### Objective
Copy the full set of lines exactly as given.

(Rows from a figure dataset)

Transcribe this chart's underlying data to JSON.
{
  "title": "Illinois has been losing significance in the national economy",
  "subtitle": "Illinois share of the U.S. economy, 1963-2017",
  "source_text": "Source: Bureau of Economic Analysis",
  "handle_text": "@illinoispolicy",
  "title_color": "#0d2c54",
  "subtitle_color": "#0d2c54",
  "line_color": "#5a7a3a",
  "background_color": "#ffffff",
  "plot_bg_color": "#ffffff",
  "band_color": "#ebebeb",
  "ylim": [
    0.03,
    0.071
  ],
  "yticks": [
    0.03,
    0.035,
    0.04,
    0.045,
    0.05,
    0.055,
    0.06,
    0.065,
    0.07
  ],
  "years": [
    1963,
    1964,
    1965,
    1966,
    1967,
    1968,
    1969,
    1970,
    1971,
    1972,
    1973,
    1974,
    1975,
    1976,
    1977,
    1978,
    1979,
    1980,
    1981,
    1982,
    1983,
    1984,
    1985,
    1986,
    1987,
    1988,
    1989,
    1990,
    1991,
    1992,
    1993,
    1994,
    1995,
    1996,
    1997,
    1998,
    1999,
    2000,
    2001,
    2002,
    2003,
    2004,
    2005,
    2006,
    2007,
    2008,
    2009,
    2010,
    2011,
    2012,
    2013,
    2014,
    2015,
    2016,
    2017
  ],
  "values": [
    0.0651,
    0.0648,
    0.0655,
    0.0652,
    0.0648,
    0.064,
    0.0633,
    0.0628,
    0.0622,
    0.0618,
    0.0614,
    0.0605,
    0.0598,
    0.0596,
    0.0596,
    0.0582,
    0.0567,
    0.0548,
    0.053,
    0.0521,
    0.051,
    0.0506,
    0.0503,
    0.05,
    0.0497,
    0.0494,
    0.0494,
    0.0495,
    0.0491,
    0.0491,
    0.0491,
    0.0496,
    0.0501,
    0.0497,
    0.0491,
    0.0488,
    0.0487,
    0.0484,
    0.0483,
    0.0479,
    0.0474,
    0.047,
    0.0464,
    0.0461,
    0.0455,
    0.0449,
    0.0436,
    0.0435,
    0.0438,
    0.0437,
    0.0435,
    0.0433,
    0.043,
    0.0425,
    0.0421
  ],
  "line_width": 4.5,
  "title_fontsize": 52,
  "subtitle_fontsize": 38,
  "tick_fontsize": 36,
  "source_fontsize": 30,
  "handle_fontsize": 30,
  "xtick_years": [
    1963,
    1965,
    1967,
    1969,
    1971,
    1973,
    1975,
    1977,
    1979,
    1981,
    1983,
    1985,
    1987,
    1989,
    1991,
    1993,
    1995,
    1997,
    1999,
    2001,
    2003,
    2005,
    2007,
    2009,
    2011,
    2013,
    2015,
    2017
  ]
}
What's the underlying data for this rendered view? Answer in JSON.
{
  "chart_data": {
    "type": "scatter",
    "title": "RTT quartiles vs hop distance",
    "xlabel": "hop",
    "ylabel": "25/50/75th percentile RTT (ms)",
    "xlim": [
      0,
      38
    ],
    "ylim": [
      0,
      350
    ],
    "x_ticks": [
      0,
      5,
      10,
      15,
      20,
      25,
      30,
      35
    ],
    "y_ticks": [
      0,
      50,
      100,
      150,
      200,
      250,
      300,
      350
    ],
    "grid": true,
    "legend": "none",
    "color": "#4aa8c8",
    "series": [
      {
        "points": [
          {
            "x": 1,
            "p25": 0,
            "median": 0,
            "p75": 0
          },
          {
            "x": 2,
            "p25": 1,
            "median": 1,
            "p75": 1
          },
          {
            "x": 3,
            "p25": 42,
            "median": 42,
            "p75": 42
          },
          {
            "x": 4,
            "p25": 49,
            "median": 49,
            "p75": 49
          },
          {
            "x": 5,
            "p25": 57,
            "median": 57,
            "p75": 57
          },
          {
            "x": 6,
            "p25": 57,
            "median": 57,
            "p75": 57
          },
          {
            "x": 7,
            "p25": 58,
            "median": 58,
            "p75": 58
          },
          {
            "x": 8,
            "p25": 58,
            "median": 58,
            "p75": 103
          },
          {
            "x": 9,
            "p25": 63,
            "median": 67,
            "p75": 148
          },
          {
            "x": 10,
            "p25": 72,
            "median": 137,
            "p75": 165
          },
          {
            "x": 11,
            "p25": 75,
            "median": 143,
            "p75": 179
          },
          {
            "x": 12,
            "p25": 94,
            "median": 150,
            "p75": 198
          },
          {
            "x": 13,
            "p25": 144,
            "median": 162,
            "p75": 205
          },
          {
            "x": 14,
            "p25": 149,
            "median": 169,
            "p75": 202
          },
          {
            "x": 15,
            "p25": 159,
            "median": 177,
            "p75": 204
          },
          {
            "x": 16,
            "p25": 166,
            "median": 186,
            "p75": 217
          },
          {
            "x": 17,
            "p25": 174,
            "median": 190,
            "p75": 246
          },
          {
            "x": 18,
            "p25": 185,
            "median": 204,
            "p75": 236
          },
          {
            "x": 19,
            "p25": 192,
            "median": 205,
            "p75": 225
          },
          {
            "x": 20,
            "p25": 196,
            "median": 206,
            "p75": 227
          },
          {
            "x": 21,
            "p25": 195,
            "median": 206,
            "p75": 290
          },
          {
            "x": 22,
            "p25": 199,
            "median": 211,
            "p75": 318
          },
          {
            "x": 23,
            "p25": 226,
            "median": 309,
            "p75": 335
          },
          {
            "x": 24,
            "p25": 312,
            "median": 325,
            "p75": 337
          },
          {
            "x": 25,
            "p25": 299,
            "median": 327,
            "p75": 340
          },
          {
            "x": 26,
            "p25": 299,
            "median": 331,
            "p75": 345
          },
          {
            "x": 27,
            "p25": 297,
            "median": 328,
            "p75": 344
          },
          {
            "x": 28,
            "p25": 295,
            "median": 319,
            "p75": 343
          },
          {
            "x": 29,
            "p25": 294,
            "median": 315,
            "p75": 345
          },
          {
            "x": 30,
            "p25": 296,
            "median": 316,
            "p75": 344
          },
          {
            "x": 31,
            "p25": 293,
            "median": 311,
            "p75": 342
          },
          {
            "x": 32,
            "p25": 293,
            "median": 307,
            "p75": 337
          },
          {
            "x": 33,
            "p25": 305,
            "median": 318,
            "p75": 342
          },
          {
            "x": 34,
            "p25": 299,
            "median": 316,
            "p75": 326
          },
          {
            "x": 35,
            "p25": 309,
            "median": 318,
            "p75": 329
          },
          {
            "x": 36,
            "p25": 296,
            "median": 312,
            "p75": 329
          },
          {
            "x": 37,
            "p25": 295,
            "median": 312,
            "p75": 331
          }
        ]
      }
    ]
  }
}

### Result
Transcribe this chart's underlying data to JSON.
{
  "title": "Illinois has been losing significance in the national economy",
  "subtitle": "Illinois share of the U.S. economy, 1963-2017",
  "source_text": "Source: Bureau of Economic Analysis",
  "handle_text": "@illinoispolicy",
  "title_color": "#0d2c54",
  "subtitle_color": "#0d2c54",
  "line_color": "#5a7a3a",
  "background_color": "#ffffff",
  "plot_bg_color": "#ffffff",
  "band_color": "#ebebeb",
  "ylim": [
    0.03,
    0.071
  ],
  "yticks": [
    0.03,
    0.035,
    0.04,
    0.045,
    0.05,
    0.055,
    0.06,
    0.065,
    0.07
  ],
  "years": [
    1963,
    1964,
    1965,
    1966,
    1967,
    1968,
    1969,
    1970,
    1971,
    1972,
    1973,
    1974,
    1975,
    1976,
    1977,
    1978,
    1979,
    1980,
    1981,
    1982,
    1983,
    1984,
    1985,
    1986,
    1987,
    1988,
    1989,
    1990,
    1991,
    1992,
    1993,
    1994,
    1995,
    1996,
    1997,
    1998,
    1999,
    2000,
    2001,
    2002,
    2003,
    2004,
    2005,
    2006,
    2007,
    2008,
    2009,
    2010,
    2011,
    2012,
    2013,
    2014,
    2015,
    2016,
    2017
  ],
  "values": [
    0.0651,
    0.0648,
    0.0655,
    0.0652,
    0.0648,
    0.064,
    0.0633,
    0.0628,
    0.0622,
    0.0618,
    0.0614,
    0.0605,
    0.0598,
    0.0596,
    0.0596,
    0.0582,
    0.0567,
    0.0548,
    0.053,
    0.0521,
    0.051,
    0.0506,
    0.0503,
    0.05,
    0.0497,
    0.0494,
    0.0494,
    0.0495,
    0.0491,
    0.0491,
    0.0491,
    0.0496,
    0.0501,
    0.0497,
    0.0491,
    0.0488,
    0.0487,
    0.0484,
    0.0483,
    0.0479,
    0.0474,
    0.047,
    0.0464,
    0.0461,
    0.0455,
    0.0449,
    0.0436,
    0.0435,
    0.0438,
    0.0437,
    0.0435,
    0.0433,
    0.043,
    0.0425,
    0.0421
  ],
  "line_width": 4.5,
  "title_fontsize": 52,
  "subtitle_fontsize": 38,
  "tick_fontsize": 36,
  "source_fontsize": 30,
  "handle_fontsize": 30,
  "xtick_years": [
    1963,
    1965,
    1967,
    1969,
    1971,
    1973,
    1975,
    1977,
    1979,
    1981,
    1983,
    1985,
    1987,
    1989,
    1991,
    1993,
    1995,
    1997,
    1999,
    2001,
    2003,
    2005,
    2007,
    2009,
    2011,
    2013,
    2015,
    2017
  ]
}
What's the underlying data for this rendered view? Answer in JSON.
{
  "chart_data": {
    "type": "scatter",
    "title": "RTT quartiles vs hop distance",
    "xlabel": "hop",
    "ylabel": "25/50/75th percentile RTT (ms)",
    "xlim": [
      0,
      38
    ],
    "ylim": [
      0,
      350
    ],
    "x_ticks": [
      0,
      5,
      10,
      15,
      20,
      25,
      30,
      35
    ],
    "y_ticks": [
      0,
      50,
      100,
      150,
      200,
      250,
      300,
      350
    ],
    "grid": true,
    "legend": "none",
    "color": "#4aa8c8",
    "series": [
      {
        "points": [
          {
            "x": 1,
            "p25": 0,
            "median": 0,
            "p75": 0
          },
          {
            "x": 2,
            "p25": 1,
            "median": 1,
            "p75": 1
          },
          {
            "x": 3,
            "p25": 42,
            "median": 42,
            "p75": 42
          },
          {
            "x": 4,
            "p25": 49,
            "median": 49,
            "p75": 49
          },
          {
            "x": 5,
            "p25": 57,
            "median": 57,
            "p75": 57
          },
          {
            "x": 6,
            "p25": 57,
            "median": 57,
            "p75": 57
          },
          {
            "x": 7,
            "p25": 58,
            "median": 58,
            "p75": 58
          },
          {
            "x": 8,
            "p25": 58,
            "median": 58,
            "p75": 103
          },
          {
            "x": 9,
            "p25": 63,
            "median": 67,
            "p75": 148
          },
          {
            "x": 10,
            "p25": 72,
            "median": 137,
            "p75": 165
          },
          {
            "x": 11,
            "p25": 75,
            "median": 143,
            "p75": 179
          },
          {
            "x": 12,
            "p25": 94,
            "median": 150,
            "p75": 198
          },
          {
            "x": 13,
            "p25": 144,
            "median": 162,
            "p75": 205
          },
          {
            "x": 14,
            "p25": 149,
            "median": 169,
            "p75": 202
          },
          {
            "x": 15,
            "p25": 159,
            "median": 177,
            "p75": 204
          },
          {
            "x": 16,
            "p25": 166,
            "median": 186,
            "p75": 217
          },
          {
            "x": 17,
            "p25": 174,
            "median": 190,
            "p75": 246
          },
          {
            "x": 18,
            "p25": 185,
            "median": 204,
            "p75": 236
          },
          {
            "x": 19,
            "p25": 192,
            "median": 205,
            "p75": 225
          },
          {
            "x": 20,
            "p25": 196,
            "median": 206,
            "p75": 227
          },
          {
            "x": 21,
            "p25": 195,
            "median": 206,
            "p75": 290
          },
          {
            "x": 22,
            "p25": 199,
            "median": 211,
            "p75": 318
          },
          {
            "x": 23,
            "p25": 226,
            "median": 309,
            "p75": 335
          },
          {
            "x": 24,
            "p25": 312,
            "median": 325,
            "p75": 337
          },
          {
            "x": 25,
            "p25": 299,
            "median": 327,
            "p75": 340
          },
          {
            "x": 26,
            "p25": 299,
            "median": 331,
            "p75": 345
          },
          {
            "x": 27,
            "p25": 297,
            "median": 328,
            "p75": 344
          },
          {
            "x": 28,
            "p25": 295,
            "median": 319,
            "p75": 343
          },
          {
            "x": 29,
            "p25": 294,
            "median": 315,
            "p75": 345
          },
          {
            "x": 30,
            "p25": 296,
            "median": 316,
            "p75": 344
          },
          {
            "x": 31,
            "p25": 293,
            "median": 311,
            "p75": 342
          },
          {
            "x": 32,
            "p25": 293,
            "median": 307,
            "p75": 337
          },
          {
            "x": 33,
            "p25": 305,
            "median": 318,
            "p75": 342
          },
          {
            "x": 34,
            "p25": 299,
            "median": 316,
            "p75": 326
          },
          {
            "x": 35,
            "p25": 309,
            "median": 318,
            "p75": 329
          },
          {
            "x": 36,
            "p25": 296,
            "median": 312,
            "p75": 329
          },
          {
            "x": 37,
            "p25": 295,
            "median": 312,
            "p75": 331
          }
        ]
      }
    ]
  }
}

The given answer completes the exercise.